Exercise brief
Please output every line of the material as it stands, without the pictures.

Provided records
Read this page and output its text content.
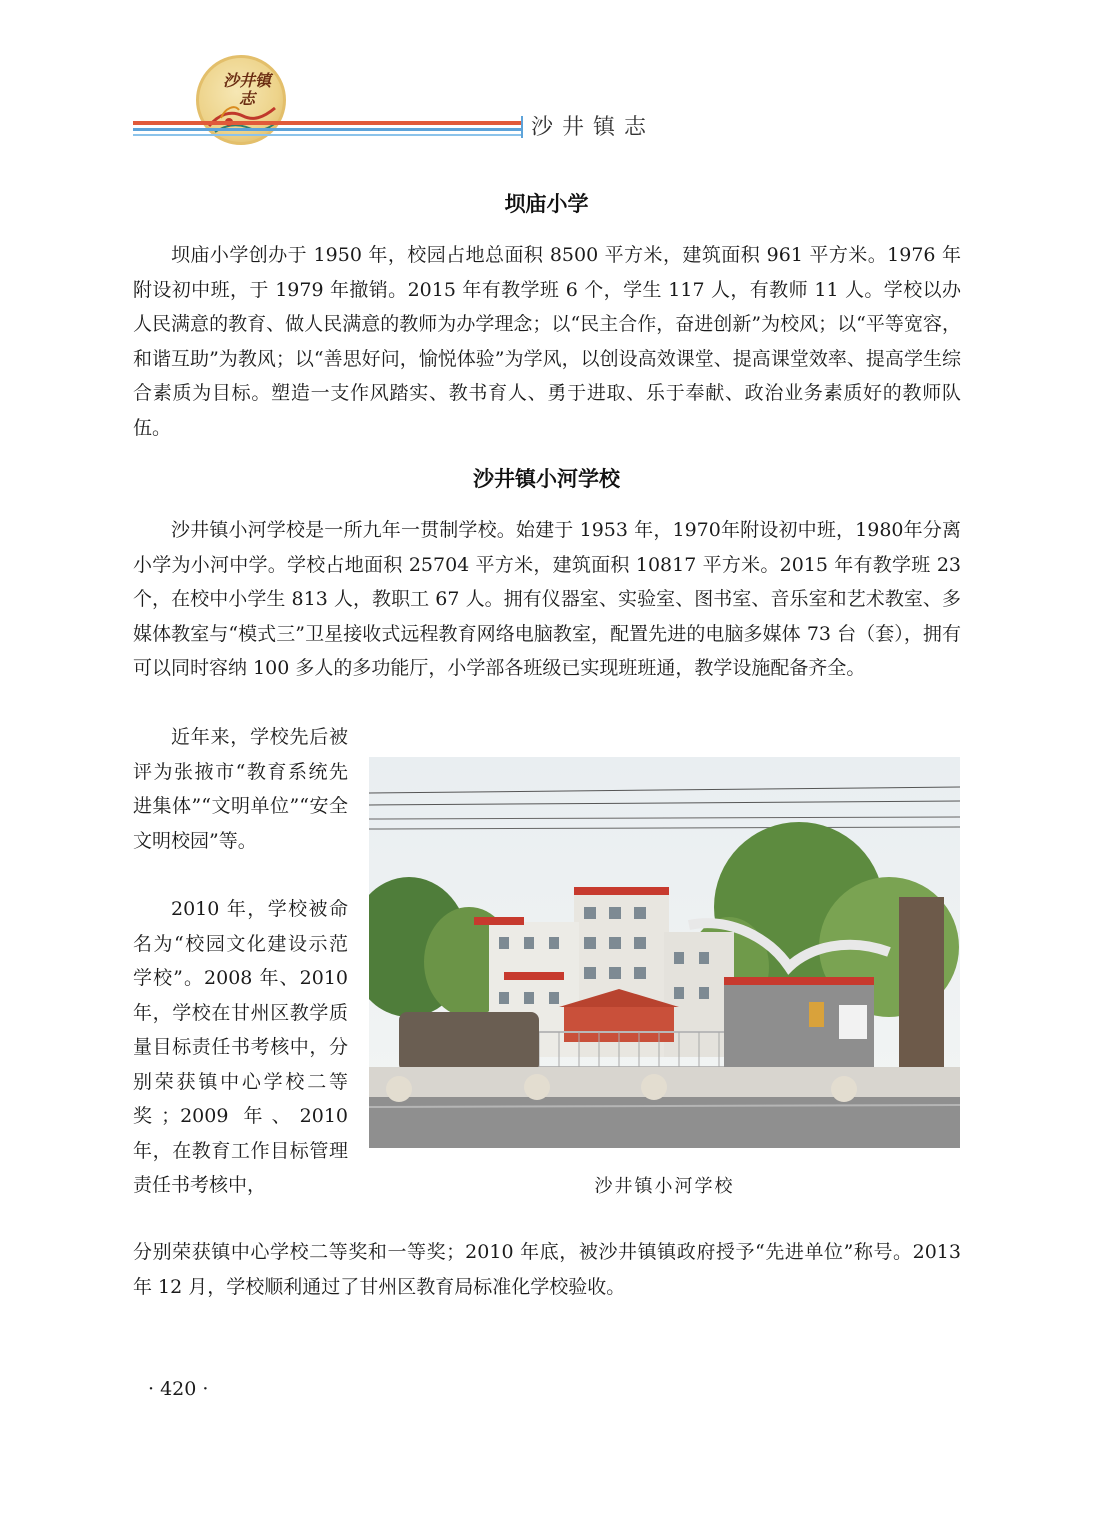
沙井镇志
沙井镇志
坝庙小学

坝庙小学创办于 1950 年，校园占地总面积 8500 平方米，建筑面积 961 平方米。1976 年附设初中班，于 1979 年撤销。2015 年有教学班 6 个，学生 117 人，有教师 11 人。学校以办人民满意的教育、做人民满意的教师为办学理念；以“民主合作，奋进创新”为校风；以“平等宽容，和谐互助”为教风；以“善思好问，愉悦体验”为学风，以创设高效课堂、提高课堂效率、提高学生综合素质为目标。塑造一支作风踏实、教书育人、勇于进取、乐于奉献、政治业务素质好的教师队伍。

沙井镇小河学校

沙井镇小河学校是一所九年一贯制学校。始建于 1953 年，1970年附设初中班，1980年分离小学为小河中学。学校占地面积 25704 平方米，建筑面积 10817 平方米。2015 年有教学班 23 个，在校中小学生 813 人，教职工 67 人。拥有仪器室、实验室、图书室、音乐室和艺术教室、多媒体教室与“模式三”卫星接收式远程教育网络电脑教室，配置先进的电脑多媒体 73 台（套），拥有可以同时容纳 100 多人的多功能厅，小学部各班级已实现班班通，教学设施配备齐全。

近年来，学校先后被评为张掖市“教育系统先进集体”“文明单位”“安全文明校园”等。

2010 年，学校被命名为“校园文化建设示范学校”。2008 年、2010 年，学校在甘州区教学质量目标责任书考核中，分别荣获镇中心学校二等奖；2009 年、2010 年，在教育工作目标管理责任书考核中，	沙井镇小河学校

分别荣获镇中心学校二等奖和一等奖；2010 年底，被沙井镇镇政府授予“先进单位”称号。2013 年 12 月，学校顺利通过了甘州区教育局标准化学校验收。

· 420 ·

Answer for this exercise
Read this page and output its text content.
沙井镇志
沙井镇志
坝庙小学

坝庙小学创办于 1950 年，校园占地总面积 8500 平方米，建筑面积 961 平方米。1976 年附设初中班，于 1979 年撤销。2015 年有教学班 6 个，学生 117 人，有教师 11 人。学校以办人民满意的教育、做人民满意的教师为办学理念；以“民主合作，奋进创新”为校风；以“平等宽容，和谐互助”为教风；以“善思好问，愉悦体验”为学风，以创设高效课堂、提高课堂效率、提高学生综合素质为目标。塑造一支作风踏实、教书育人、勇于进取、乐于奉献、政治业务素质好的教师队伍。

沙井镇小河学校

沙井镇小河学校是一所九年一贯制学校。始建于 1953 年，1970年附设初中班，1980年分离小学为小河中学。学校占地面积 25704 平方米，建筑面积 10817 平方米。2015 年有教学班 23 个，在校中小学生 813 人，教职工 67 人。拥有仪器室、实验室、图书室、音乐室和艺术教室、多媒体教室与“模式三”卫星接收式远程教育网络电脑教室，配置先进的电脑多媒体 73 台（套），拥有可以同时容纳 100 多人的多功能厅，小学部各班级已实现班班通，教学设施配备齐全。

近年来，学校先后被评为张掖市“教育系统先进集体”“文明单位”“安全文明校园”等。

2010 年，学校被命名为“校园文化建设示范学校”。2008 年、2010 年，学校在甘州区教学质量目标责任书考核中，分别荣获镇中心学校二等奖；2009 年、2010 年，在教育工作目标管理责任书考核中，	沙井镇小河学校

分别荣获镇中心学校二等奖和一等奖；2010 年底，被沙井镇镇政府授予“先进单位”称号。2013 年 12 月，学校顺利通过了甘州区教育局标准化学校验收。

· 420 ·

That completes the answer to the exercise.